> _Directions_
Produce an exact copy of all the records.

> _Material to process_
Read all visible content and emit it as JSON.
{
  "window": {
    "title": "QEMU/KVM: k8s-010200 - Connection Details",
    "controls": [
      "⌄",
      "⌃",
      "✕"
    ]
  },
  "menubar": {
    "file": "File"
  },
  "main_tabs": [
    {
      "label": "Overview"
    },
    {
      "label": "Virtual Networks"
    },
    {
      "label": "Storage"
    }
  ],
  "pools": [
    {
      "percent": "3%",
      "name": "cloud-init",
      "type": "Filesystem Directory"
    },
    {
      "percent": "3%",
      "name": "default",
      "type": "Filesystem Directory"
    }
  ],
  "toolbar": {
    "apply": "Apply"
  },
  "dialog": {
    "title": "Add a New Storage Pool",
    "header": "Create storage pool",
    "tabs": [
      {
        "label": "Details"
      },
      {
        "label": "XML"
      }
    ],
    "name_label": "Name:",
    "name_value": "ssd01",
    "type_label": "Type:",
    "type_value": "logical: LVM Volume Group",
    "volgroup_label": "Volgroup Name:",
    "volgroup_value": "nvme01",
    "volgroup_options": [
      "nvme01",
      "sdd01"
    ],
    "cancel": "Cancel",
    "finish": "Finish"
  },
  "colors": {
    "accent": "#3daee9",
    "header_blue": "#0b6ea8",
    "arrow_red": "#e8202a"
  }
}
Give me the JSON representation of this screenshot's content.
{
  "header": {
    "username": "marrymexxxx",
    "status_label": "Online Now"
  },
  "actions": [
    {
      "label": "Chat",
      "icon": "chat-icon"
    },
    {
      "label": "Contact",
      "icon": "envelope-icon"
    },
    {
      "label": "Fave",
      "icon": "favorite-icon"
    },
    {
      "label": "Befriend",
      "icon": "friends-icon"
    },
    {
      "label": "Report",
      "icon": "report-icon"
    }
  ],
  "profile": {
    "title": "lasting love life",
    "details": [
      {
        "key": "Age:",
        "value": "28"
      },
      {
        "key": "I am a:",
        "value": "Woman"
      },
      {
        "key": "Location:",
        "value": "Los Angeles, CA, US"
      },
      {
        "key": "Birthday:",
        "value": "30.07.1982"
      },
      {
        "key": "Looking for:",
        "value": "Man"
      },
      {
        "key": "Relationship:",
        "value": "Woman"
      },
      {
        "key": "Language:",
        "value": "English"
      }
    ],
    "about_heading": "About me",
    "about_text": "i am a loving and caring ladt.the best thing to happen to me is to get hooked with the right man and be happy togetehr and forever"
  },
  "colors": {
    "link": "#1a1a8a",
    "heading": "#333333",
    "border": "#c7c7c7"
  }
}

> _Expected output_
Read all visible content and emit it as JSON.
{
  "window": {
    "title": "QEMU/KVM: k8s-010200 - Connection Details",
    "controls": [
      "⌄",
      "⌃",
      "✕"
    ]
  },
  "menubar": {
    "file": "File"
  },
  "main_tabs": [
    {
      "label": "Overview"
    },
    {
      "label": "Virtual Networks"
    },
    {
      "label": "Storage"
    }
  ],
  "pools": [
    {
      "percent": "3%",
      "name": "cloud-init",
      "type": "Filesystem Directory"
    },
    {
      "percent": "3%",
      "name": "default",
      "type": "Filesystem Directory"
    }
  ],
  "toolbar": {
    "apply": "Apply"
  },
  "dialog": {
    "title": "Add a New Storage Pool",
    "header": "Create storage pool",
    "tabs": [
      {
        "label": "Details"
      },
      {
        "label": "XML"
      }
    ],
    "name_label": "Name:",
    "name_value": "ssd01",
    "type_label": "Type:",
    "type_value": "logical: LVM Volume Group",
    "volgroup_label": "Volgroup Name:",
    "volgroup_value": "nvme01",
    "volgroup_options": [
      "nvme01",
      "sdd01"
    ],
    "cancel": "Cancel",
    "finish": "Finish"
  },
  "colors": {
    "accent": "#3daee9",
    "header_blue": "#0b6ea8",
    "arrow_red": "#e8202a"
  }
}
Give me the JSON representation of this screenshot's content.
{
  "header": {
    "username": "marrymexxxx",
    "status_label": "Online Now"
  },
  "actions": [
    {
      "label": "Chat",
      "icon": "chat-icon"
    },
    {
      "label": "Contact",
      "icon": "envelope-icon"
    },
    {
      "label": "Fave",
      "icon": "favorite-icon"
    },
    {
      "label": "Befriend",
      "icon": "friends-icon"
    },
    {
      "label": "Report",
      "icon": "report-icon"
    }
  ],
  "profile": {
    "title": "lasting love life",
    "details": [
      {
        "key": "Age:",
        "value": "28"
      },
      {
        "key": "I am a:",
        "value": "Woman"
      },
      {
        "key": "Location:",
        "value": "Los Angeles, CA, US"
      },
      {
        "key": "Birthday:",
        "value": "30.07.1982"
      },
      {
        "key": "Looking for:",
        "value": "Man"
      },
      {
        "key": "Relationship:",
        "value": "Woman"
      },
      {
        "key": "Language:",
        "value": "English"
      }
    ],
    "about_heading": "About me",
    "about_text": "i am a loving and caring ladt.the best thing to happen to me is to get hooked with the right man and be happy togetehr and forever"
  },
  "colors": {
    "link": "#1a1a8a",
    "heading": "#333333",
    "border": "#c7c7c7"
  }
}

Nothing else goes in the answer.